• _DO THIS_: Extract every line that contains the string "Закупка".
>> Start
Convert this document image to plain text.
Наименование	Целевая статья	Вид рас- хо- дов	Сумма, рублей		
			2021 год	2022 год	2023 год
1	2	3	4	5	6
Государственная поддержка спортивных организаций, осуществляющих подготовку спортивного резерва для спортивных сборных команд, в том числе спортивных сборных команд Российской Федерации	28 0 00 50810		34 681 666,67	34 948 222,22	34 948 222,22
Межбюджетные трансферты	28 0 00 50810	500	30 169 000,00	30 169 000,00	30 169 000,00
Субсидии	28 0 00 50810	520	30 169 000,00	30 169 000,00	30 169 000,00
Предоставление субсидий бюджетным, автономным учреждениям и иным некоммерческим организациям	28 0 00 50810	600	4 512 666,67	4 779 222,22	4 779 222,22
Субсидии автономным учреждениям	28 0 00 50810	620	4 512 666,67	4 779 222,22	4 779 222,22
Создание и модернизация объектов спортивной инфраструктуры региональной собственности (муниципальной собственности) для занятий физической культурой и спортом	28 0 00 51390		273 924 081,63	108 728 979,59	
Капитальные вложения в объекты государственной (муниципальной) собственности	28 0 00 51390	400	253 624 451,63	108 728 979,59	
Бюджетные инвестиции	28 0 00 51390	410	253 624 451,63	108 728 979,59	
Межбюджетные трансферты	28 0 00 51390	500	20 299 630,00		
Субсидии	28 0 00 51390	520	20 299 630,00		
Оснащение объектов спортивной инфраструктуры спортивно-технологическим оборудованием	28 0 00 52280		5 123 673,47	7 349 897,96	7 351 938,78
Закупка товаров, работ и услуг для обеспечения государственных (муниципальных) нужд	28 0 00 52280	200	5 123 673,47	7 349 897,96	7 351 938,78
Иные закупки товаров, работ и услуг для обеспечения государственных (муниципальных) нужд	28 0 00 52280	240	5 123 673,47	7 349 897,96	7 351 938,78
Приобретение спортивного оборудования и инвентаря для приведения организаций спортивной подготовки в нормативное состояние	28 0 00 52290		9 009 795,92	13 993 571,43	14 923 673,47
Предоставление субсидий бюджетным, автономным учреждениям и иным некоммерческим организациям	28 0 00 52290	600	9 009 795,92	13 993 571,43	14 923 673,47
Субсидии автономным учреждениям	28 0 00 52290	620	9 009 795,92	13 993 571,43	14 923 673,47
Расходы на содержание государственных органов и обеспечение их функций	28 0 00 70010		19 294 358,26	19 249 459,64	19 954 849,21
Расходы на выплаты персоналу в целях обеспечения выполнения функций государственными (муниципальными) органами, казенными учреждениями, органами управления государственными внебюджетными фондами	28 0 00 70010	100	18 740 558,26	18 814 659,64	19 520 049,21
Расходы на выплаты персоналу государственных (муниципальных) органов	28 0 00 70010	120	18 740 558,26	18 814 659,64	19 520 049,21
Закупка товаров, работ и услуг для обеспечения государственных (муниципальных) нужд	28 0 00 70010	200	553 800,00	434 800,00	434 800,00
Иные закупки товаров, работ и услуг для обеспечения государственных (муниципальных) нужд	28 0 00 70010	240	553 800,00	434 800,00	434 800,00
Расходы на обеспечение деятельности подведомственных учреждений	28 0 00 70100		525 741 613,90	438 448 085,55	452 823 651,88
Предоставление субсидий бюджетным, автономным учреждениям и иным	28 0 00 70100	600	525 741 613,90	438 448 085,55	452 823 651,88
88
>> End
• _SOLUTION TO THE EXERCISE_:
Закупка товаров, работ и услуг для обеспечения государственных (муниципальных) нужд	28 0 00 52280	200	5 123 673,47	7 349 897,96	7 351 938,78
Закупка товаров, работ и услуг для обеспечения государственных (муниципальных) нужд	28 0 00 70010	200	553 800,00	434 800,00	434 800,00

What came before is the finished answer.